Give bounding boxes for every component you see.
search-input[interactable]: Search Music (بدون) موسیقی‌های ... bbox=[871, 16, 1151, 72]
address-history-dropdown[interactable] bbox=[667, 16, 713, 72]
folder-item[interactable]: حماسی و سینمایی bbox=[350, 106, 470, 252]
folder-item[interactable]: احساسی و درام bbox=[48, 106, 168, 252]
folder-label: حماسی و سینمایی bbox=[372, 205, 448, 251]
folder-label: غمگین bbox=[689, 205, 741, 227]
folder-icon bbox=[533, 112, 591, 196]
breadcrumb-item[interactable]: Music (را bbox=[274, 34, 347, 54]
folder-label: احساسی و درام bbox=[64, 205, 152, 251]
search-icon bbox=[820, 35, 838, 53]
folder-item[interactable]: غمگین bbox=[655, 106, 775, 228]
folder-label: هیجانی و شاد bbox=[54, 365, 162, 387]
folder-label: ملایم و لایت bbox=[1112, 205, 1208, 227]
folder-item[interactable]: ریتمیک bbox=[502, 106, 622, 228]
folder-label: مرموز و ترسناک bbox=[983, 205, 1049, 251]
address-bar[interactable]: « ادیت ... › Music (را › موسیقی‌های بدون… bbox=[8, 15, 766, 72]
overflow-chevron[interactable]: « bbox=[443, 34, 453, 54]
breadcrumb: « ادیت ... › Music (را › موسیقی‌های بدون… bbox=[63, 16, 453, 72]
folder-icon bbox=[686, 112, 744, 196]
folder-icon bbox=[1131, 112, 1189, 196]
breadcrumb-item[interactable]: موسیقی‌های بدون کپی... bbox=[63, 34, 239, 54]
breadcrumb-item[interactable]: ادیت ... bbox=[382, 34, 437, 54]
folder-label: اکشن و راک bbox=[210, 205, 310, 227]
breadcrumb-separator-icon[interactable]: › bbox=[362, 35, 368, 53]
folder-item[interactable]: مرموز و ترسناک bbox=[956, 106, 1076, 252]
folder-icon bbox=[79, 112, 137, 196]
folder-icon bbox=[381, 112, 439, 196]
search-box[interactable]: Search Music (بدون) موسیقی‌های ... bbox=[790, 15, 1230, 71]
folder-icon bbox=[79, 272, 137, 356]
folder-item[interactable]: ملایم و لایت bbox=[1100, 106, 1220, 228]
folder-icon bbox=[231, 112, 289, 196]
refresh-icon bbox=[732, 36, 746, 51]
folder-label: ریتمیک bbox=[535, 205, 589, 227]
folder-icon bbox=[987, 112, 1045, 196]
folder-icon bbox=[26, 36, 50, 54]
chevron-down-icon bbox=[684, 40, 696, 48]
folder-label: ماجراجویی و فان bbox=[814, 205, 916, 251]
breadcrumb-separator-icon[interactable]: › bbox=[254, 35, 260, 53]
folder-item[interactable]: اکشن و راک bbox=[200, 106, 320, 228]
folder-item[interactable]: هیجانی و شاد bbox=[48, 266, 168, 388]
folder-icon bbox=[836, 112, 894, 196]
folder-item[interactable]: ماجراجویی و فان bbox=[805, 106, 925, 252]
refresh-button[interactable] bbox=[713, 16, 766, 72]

Written exercise. How many lines in the listing above contain the string "غمگین"? Case counts. Reply with the number alone.

Result of the exercise. 2